** Start Data shown **

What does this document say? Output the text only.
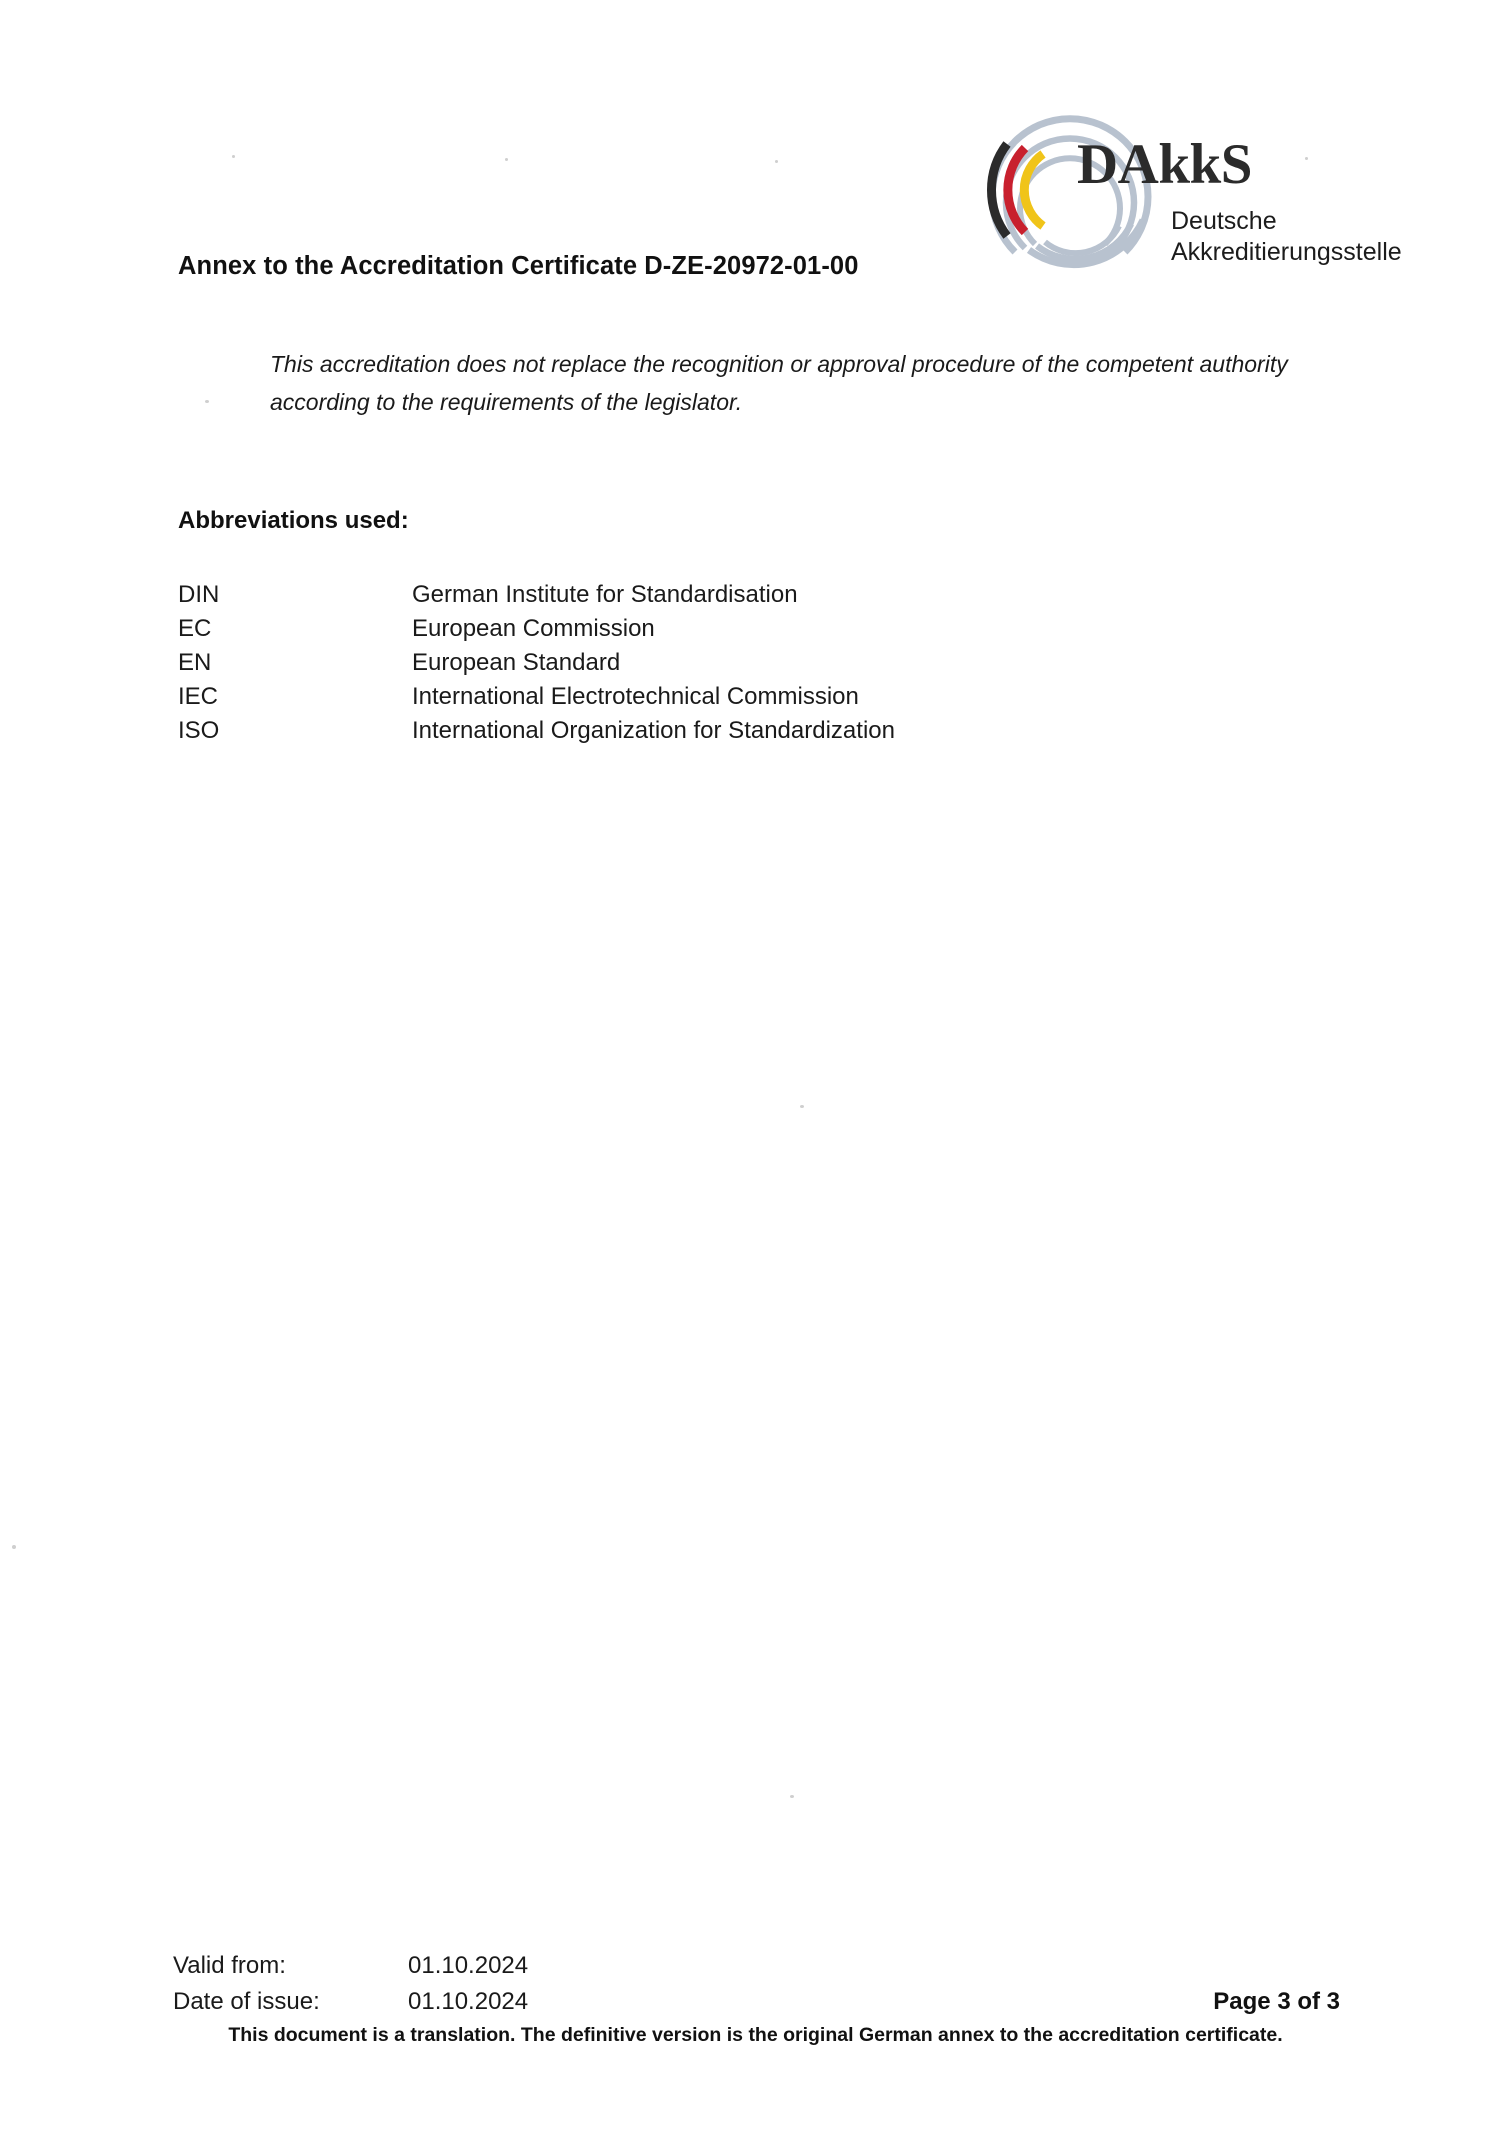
DAkkS
Deutsche
Akkreditierungsstelle
Annex to the Accreditation Certificate D-ZE-20972-01-00
This accreditation does not replace the recognition or approval procedure of the competent authority
according to the requirements of the legislator.
Abbreviations used:
DIN	German Institute for Standardisation
EC	European Commission
EN	European Standard
IEC	International Electrotechnical Commission
ISO	International Organization for Standardization
Valid from:	01.10.2024
Date of issue:	01.10.2024	Page 3 of 3
This document is a translation. The definitive version is the original German annex to the accreditation certificate.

** End Data shown **

Exercise requirements — Write out the entries again, exactly as given, skipping any images.

Finished task —
What does this document say? Output the text only.
DAkkS
Deutsche
Akkreditierungsstelle
Annex to the Accreditation Certificate D-ZE-20972-01-00
This accreditation does not replace the recognition or approval procedure of the competent authority
according to the requirements of the legislator.
Abbreviations used:
DIN	German Institute for Standardisation
EC	European Commission
EN	European Standard
IEC	International Electrotechnical Commission
ISO	International Organization for Standardization
Valid from:	01.10.2024
Date of issue:	01.10.2024	Page 3 of 3
This document is a translation. The definitive version is the original German annex to the accreditation certificate.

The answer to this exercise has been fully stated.